Figure collection entries
- - - - -
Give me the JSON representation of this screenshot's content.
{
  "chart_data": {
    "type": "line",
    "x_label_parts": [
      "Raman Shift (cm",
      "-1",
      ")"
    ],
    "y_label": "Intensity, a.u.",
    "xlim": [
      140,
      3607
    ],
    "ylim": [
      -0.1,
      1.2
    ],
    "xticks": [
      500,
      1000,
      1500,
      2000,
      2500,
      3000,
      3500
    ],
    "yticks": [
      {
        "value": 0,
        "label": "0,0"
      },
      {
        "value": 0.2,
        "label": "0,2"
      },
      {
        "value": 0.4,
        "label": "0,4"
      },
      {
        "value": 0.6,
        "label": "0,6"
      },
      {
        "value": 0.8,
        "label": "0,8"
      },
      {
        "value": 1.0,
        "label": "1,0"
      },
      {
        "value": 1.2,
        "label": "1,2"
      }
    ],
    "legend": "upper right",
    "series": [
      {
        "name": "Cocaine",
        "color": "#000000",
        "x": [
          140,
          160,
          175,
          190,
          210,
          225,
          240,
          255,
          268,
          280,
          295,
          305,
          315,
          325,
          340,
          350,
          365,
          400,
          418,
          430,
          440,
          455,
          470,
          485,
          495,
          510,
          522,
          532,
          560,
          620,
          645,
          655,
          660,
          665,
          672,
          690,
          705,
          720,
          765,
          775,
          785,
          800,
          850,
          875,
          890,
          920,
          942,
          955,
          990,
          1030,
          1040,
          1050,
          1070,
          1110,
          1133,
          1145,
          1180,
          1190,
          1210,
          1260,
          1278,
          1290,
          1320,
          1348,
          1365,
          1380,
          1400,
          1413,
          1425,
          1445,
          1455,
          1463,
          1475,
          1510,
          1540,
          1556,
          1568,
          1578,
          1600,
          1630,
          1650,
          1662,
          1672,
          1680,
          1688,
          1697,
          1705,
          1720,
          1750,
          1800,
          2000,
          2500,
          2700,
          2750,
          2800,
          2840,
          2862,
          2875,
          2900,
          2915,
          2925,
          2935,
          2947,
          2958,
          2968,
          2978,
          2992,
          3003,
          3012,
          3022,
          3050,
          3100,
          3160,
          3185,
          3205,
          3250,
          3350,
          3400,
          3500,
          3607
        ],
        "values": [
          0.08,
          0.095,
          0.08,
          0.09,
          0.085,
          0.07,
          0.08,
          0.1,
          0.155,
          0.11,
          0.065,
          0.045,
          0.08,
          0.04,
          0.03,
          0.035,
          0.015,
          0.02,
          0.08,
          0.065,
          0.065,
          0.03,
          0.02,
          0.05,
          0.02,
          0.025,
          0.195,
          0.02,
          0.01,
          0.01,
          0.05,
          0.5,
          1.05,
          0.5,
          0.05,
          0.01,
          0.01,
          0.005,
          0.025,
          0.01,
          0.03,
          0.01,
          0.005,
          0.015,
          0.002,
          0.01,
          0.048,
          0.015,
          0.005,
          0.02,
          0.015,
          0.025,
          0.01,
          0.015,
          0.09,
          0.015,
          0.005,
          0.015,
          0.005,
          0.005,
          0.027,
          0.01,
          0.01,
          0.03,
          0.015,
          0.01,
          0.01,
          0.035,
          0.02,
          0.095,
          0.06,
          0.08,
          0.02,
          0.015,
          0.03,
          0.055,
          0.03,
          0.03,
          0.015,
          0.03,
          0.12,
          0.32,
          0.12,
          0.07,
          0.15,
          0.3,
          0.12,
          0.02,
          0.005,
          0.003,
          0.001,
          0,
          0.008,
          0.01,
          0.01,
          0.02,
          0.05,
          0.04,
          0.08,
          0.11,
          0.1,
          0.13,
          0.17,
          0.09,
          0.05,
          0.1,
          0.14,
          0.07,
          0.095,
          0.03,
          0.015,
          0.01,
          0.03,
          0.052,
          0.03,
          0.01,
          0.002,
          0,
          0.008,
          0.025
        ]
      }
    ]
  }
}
- - - - -
**Brief**
All of the lines above need to be given again exactly.

**Written response**
Give me the JSON representation of this screenshot's content.
{
  "chart_data": {
    "type": "line",
    "x_label_parts": [
      "Raman Shift (cm",
      "-1",
      ")"
    ],
    "y_label": "Intensity, a.u.",
    "xlim": [
      140,
      3607
    ],
    "ylim": [
      -0.1,
      1.2
    ],
    "xticks": [
      500,
      1000,
      1500,
      2000,
      2500,
      3000,
      3500
    ],
    "yticks": [
      {
        "value": 0,
        "label": "0,0"
      },
      {
        "value": 0.2,
        "label": "0,2"
      },
      {
        "value": 0.4,
        "label": "0,4"
      },
      {
        "value": 0.6,
        "label": "0,6"
      },
      {
        "value": 0.8,
        "label": "0,8"
      },
      {
        "value": 1.0,
        "label": "1,0"
      },
      {
        "value": 1.2,
        "label": "1,2"
      }
    ],
    "legend": "upper right",
    "series": [
      {
        "name": "Cocaine",
        "color": "#000000",
        "x": [
          140,
          160,
          175,
          190,
          210,
          225,
          240,
          255,
          268,
          280,
          295,
          305,
          315,
          325,
          340,
          350,
          365,
          400,
          418,
          430,
          440,
          455,
          470,
          485,
          495,
          510,
          522,
          532,
          560,
          620,
          645,
          655,
          660,
          665,
          672,
          690,
          705,
          720,
          765,
          775,
          785,
          800,
          850,
          875,
          890,
          920,
          942,
          955,
          990,
          1030,
          1040,
          1050,
          1070,
          1110,
          1133,
          1145,
          1180,
          1190,
          1210,
          1260,
          1278,
          1290,
          1320,
          1348,
          1365,
          1380,
          1400,
          1413,
          1425,
          1445,
          1455,
          1463,
          1475,
          1510,
          1540,
          1556,
          1568,
          1578,
          1600,
          1630,
          1650,
          1662,
          1672,
          1680,
          1688,
          1697,
          1705,
          1720,
          1750,
          1800,
          2000,
          2500,
          2700,
          2750,
          2800,
          2840,
          2862,
          2875,
          2900,
          2915,
          2925,
          2935,
          2947,
          2958,
          2968,
          2978,
          2992,
          3003,
          3012,
          3022,
          3050,
          3100,
          3160,
          3185,
          3205,
          3250,
          3350,
          3400,
          3500,
          3607
        ],
        "values": [
          0.08,
          0.095,
          0.08,
          0.09,
          0.085,
          0.07,
          0.08,
          0.1,
          0.155,
          0.11,
          0.065,
          0.045,
          0.08,
          0.04,
          0.03,
          0.035,
          0.015,
          0.02,
          0.08,
          0.065,
          0.065,
          0.03,
          0.02,
          0.05,
          0.02,
          0.025,
          0.195,
          0.02,
          0.01,
          0.01,
          0.05,
          0.5,
          1.05,
          0.5,
          0.05,
          0.01,
          0.01,
          0.005,
          0.025,
          0.01,
          0.03,
          0.01,
          0.005,
          0.015,
          0.002,
          0.01,
          0.048,
          0.015,
          0.005,
          0.02,
          0.015,
          0.025,
          0.01,
          0.015,
          0.09,
          0.015,
          0.005,
          0.015,
          0.005,
          0.005,
          0.027,
          0.01,
          0.01,
          0.03,
          0.015,
          0.01,
          0.01,
          0.035,
          0.02,
          0.095,
          0.06,
          0.08,
          0.02,
          0.015,
          0.03,
          0.055,
          0.03,
          0.03,
          0.015,
          0.03,
          0.12,
          0.32,
          0.12,
          0.07,
          0.15,
          0.3,
          0.12,
          0.02,
          0.005,
          0.003,
          0.001,
          0,
          0.008,
          0.01,
          0.01,
          0.02,
          0.05,
          0.04,
          0.08,
          0.11,
          0.1,
          0.13,
          0.17,
          0.09,
          0.05,
          0.1,
          0.14,
          0.07,
          0.095,
          0.03,
          0.015,
          0.01,
          0.03,
          0.052,
          0.03,
          0.01,
          0.002,
          0,
          0.008,
          0.025
        ]
      }
    ]
  }
}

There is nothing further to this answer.